-- START --

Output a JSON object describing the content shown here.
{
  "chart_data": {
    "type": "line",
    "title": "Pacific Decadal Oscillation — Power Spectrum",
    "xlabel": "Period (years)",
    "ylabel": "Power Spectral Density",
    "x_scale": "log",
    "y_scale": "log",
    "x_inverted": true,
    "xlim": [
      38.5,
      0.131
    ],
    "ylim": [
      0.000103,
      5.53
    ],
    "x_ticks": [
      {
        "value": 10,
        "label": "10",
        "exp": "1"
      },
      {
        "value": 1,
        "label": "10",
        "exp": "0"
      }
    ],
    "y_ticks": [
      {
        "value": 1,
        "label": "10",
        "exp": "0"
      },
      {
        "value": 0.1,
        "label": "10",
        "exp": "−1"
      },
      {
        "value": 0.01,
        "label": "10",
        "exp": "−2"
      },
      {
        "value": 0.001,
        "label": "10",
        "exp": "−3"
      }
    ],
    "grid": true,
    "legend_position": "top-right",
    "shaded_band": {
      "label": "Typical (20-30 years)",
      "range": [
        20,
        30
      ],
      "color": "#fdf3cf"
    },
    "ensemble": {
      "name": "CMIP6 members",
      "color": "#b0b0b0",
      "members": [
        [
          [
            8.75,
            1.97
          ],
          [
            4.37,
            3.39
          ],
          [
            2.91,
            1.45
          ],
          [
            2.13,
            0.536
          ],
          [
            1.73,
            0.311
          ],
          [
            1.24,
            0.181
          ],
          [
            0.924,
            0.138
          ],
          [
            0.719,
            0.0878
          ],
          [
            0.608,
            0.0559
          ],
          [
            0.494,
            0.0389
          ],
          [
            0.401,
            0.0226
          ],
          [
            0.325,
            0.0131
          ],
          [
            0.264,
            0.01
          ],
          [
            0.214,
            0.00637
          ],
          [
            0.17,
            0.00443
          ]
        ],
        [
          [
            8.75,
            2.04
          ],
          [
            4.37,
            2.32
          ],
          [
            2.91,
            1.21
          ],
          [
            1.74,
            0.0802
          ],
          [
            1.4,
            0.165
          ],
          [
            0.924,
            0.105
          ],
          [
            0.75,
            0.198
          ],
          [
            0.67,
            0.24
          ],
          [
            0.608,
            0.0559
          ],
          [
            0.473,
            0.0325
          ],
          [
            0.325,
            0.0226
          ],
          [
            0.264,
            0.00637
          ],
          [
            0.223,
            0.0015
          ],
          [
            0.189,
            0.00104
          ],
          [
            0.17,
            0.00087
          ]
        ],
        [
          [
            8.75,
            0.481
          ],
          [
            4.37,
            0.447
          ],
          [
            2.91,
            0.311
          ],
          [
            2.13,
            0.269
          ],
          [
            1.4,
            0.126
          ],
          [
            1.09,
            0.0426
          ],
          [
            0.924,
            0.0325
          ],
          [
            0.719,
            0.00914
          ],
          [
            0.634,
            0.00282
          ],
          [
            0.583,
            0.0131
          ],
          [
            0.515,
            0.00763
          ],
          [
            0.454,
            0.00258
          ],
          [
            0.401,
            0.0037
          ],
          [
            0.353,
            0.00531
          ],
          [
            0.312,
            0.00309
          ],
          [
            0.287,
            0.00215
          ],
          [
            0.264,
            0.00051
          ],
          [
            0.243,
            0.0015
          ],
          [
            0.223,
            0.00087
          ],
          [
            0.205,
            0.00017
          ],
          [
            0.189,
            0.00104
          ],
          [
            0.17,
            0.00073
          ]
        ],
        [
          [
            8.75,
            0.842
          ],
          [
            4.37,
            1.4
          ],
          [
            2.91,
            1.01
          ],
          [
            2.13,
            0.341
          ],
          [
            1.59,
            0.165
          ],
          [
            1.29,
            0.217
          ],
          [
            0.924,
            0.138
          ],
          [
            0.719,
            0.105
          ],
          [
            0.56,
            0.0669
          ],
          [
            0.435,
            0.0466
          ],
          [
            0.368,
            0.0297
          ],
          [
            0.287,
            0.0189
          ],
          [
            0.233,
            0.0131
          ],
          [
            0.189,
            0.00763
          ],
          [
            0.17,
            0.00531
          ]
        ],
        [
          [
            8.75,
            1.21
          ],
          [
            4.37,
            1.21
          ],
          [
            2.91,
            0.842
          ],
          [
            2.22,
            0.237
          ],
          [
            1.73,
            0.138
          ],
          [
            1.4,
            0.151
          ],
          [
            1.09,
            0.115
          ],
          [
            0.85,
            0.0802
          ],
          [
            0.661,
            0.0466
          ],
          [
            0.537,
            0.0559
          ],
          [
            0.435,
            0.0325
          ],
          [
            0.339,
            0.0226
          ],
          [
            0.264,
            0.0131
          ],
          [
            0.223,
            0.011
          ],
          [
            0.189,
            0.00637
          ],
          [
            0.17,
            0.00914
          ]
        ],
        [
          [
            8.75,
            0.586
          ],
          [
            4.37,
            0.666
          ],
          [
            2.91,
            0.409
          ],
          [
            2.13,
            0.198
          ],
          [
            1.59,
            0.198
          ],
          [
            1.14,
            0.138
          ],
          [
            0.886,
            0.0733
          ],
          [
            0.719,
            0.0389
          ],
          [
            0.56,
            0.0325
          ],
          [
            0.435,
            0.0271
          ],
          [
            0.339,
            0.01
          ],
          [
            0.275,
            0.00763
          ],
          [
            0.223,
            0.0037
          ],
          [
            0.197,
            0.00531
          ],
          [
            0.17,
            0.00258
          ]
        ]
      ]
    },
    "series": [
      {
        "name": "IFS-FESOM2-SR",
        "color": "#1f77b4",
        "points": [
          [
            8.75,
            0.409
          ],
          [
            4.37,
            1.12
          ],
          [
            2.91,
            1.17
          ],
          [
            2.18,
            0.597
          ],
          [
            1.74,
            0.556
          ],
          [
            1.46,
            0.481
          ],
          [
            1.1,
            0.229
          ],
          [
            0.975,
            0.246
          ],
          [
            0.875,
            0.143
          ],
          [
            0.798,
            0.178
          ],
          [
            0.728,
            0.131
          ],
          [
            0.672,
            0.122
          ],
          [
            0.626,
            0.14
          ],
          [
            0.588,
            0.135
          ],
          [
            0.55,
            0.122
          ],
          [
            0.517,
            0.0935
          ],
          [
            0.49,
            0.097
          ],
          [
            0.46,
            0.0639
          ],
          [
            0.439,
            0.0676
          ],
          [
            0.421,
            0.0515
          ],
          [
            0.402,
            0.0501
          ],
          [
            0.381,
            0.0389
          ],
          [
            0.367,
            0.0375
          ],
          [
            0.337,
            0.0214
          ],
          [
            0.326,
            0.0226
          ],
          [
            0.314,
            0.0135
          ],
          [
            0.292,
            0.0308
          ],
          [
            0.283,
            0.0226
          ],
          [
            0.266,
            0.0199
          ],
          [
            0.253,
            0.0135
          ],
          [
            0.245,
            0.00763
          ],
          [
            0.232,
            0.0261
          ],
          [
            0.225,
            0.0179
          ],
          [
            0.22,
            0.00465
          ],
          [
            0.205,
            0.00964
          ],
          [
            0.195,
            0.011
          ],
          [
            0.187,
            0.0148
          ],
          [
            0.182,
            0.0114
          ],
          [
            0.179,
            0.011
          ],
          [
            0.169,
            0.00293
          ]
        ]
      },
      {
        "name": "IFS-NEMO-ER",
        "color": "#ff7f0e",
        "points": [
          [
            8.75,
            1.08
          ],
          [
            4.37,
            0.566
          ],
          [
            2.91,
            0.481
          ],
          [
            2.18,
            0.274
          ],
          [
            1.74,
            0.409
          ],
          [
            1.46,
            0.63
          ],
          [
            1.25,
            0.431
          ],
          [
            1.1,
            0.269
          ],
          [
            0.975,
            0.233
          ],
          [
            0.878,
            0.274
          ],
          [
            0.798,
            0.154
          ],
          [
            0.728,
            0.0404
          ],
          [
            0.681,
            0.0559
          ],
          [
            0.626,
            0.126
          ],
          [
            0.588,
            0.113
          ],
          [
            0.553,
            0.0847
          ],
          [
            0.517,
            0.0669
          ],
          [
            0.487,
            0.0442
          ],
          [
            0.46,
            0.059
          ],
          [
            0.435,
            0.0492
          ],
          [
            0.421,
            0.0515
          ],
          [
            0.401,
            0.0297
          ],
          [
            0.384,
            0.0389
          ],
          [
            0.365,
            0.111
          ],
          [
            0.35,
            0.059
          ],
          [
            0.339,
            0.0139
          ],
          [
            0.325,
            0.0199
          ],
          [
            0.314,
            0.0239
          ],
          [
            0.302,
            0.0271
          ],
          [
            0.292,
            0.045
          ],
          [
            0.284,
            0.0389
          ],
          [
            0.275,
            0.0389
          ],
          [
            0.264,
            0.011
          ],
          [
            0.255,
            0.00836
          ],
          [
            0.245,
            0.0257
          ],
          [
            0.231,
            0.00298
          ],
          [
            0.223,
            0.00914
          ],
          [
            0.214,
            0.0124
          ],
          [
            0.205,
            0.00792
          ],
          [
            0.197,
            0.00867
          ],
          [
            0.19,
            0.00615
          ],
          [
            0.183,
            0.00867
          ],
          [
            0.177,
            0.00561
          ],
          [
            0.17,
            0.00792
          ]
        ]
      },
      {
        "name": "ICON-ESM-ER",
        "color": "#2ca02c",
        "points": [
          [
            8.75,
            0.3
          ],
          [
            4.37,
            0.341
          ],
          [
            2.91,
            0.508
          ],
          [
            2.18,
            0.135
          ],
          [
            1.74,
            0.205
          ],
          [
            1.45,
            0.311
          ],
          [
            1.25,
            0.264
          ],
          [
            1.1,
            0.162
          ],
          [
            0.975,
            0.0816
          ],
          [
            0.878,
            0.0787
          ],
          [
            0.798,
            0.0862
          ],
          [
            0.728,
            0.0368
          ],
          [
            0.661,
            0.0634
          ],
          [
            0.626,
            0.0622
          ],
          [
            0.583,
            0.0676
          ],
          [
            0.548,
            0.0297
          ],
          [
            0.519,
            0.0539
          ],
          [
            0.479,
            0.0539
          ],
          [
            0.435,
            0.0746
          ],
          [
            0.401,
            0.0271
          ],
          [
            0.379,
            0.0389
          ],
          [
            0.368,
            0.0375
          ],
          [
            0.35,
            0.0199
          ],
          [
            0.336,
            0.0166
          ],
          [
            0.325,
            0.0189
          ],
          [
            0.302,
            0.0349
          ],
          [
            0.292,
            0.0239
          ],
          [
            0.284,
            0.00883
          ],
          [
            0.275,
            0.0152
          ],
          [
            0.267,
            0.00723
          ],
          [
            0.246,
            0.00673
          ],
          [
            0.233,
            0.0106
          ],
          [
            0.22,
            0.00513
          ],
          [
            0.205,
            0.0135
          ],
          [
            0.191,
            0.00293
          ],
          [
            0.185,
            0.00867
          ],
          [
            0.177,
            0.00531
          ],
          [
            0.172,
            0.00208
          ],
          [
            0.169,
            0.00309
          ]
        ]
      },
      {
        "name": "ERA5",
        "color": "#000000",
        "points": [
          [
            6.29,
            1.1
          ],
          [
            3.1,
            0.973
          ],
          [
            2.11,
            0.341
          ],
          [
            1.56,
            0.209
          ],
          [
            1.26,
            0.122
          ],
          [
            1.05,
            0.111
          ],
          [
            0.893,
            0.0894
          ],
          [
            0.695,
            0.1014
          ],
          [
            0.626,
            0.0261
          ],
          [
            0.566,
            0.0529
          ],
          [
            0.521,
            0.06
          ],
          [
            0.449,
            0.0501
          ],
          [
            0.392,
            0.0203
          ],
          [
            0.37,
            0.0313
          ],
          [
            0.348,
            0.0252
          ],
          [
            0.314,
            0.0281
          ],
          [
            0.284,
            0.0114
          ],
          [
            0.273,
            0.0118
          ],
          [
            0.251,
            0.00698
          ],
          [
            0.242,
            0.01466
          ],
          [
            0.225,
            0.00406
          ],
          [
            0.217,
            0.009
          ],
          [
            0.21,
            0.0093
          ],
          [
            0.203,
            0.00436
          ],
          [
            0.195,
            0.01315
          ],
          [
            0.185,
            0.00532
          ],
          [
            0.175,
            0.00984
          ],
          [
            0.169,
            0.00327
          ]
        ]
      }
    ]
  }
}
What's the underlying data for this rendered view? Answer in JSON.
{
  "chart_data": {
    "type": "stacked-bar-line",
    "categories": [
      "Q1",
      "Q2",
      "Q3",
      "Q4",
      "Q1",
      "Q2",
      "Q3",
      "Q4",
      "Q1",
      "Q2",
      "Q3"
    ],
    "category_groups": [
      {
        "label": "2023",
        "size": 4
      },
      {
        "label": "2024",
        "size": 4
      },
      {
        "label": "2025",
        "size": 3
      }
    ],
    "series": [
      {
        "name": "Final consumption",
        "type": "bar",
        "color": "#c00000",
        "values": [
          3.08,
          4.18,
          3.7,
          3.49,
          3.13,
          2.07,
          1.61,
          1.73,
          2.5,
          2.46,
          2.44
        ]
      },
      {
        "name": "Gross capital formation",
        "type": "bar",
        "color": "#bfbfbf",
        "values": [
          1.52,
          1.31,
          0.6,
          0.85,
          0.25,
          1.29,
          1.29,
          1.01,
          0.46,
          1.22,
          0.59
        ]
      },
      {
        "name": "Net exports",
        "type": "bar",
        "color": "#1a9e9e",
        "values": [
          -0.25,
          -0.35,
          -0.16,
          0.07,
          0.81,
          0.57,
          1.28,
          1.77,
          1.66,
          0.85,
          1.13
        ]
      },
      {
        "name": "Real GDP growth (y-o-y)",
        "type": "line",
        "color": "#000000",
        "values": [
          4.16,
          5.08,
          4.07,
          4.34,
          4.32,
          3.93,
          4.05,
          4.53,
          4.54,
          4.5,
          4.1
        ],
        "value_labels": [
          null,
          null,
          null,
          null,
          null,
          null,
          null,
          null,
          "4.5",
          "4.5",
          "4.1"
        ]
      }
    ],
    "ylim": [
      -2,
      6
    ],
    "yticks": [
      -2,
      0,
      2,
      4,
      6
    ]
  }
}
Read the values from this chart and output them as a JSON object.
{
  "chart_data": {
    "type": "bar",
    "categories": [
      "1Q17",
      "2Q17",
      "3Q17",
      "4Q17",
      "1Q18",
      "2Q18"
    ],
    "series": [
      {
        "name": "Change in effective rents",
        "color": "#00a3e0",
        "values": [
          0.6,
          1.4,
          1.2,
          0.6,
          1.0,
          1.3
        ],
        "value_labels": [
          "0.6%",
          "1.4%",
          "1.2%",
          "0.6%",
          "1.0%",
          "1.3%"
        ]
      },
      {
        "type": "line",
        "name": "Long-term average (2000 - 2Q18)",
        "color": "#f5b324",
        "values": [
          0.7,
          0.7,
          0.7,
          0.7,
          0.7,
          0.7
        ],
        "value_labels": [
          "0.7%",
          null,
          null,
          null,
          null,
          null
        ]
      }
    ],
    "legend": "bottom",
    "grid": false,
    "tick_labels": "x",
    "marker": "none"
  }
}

-- END --

Find every line that has "JSON" in it, then return those lines.

COMPLETE RESPONSE:
Output a JSON object describing the content shown here.
What's the underlying data for this rendered view? Answer in JSON.
Read the values from this chart and output them as a JSON object.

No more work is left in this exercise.